* [WRITTEN PROBLEM]: Copy the data exactly; pictures stay out of the copy.

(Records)
* * *
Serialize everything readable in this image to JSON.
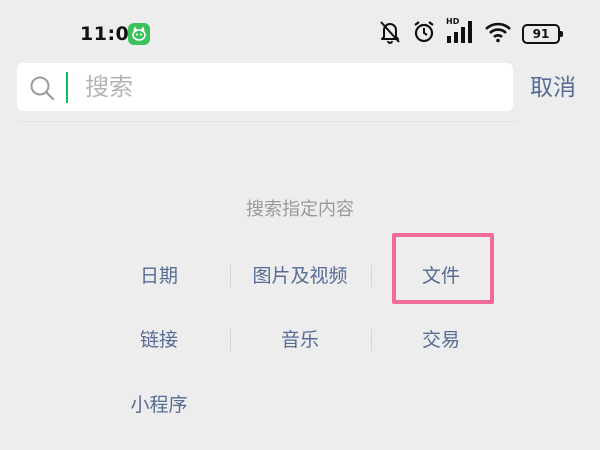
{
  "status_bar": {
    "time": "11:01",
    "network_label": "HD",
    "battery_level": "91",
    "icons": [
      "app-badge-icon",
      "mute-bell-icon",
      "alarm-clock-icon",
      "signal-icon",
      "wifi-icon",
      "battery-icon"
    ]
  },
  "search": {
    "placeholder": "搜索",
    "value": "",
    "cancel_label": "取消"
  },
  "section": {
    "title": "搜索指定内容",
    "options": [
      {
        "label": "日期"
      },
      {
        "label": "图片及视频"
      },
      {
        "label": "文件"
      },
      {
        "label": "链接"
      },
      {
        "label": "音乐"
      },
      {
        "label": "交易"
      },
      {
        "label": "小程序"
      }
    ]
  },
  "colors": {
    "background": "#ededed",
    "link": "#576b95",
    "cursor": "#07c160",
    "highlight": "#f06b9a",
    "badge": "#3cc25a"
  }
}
* * *
* [REPLY]:
Serialize everything readable in this image to JSON.
{
  "status_bar": {
    "time": "11:01",
    "network_label": "HD",
    "battery_level": "91",
    "icons": [
      "app-badge-icon",
      "mute-bell-icon",
      "alarm-clock-icon",
      "signal-icon",
      "wifi-icon",
      "battery-icon"
    ]
  },
  "search": {
    "placeholder": "搜索",
    "value": "",
    "cancel_label": "取消"
  },
  "section": {
    "title": "搜索指定内容",
    "options": [
      {
        "label": "日期"
      },
      {
        "label": "图片及视频"
      },
      {
        "label": "文件"
      },
      {
        "label": "链接"
      },
      {
        "label": "音乐"
      },
      {
        "label": "交易"
      },
      {
        "label": "小程序"
      }
    ]
  },
  "colors": {
    "background": "#ededed",
    "link": "#576b95",
    "cursor": "#07c160",
    "highlight": "#f06b9a",
    "badge": "#3cc25a"
  }
}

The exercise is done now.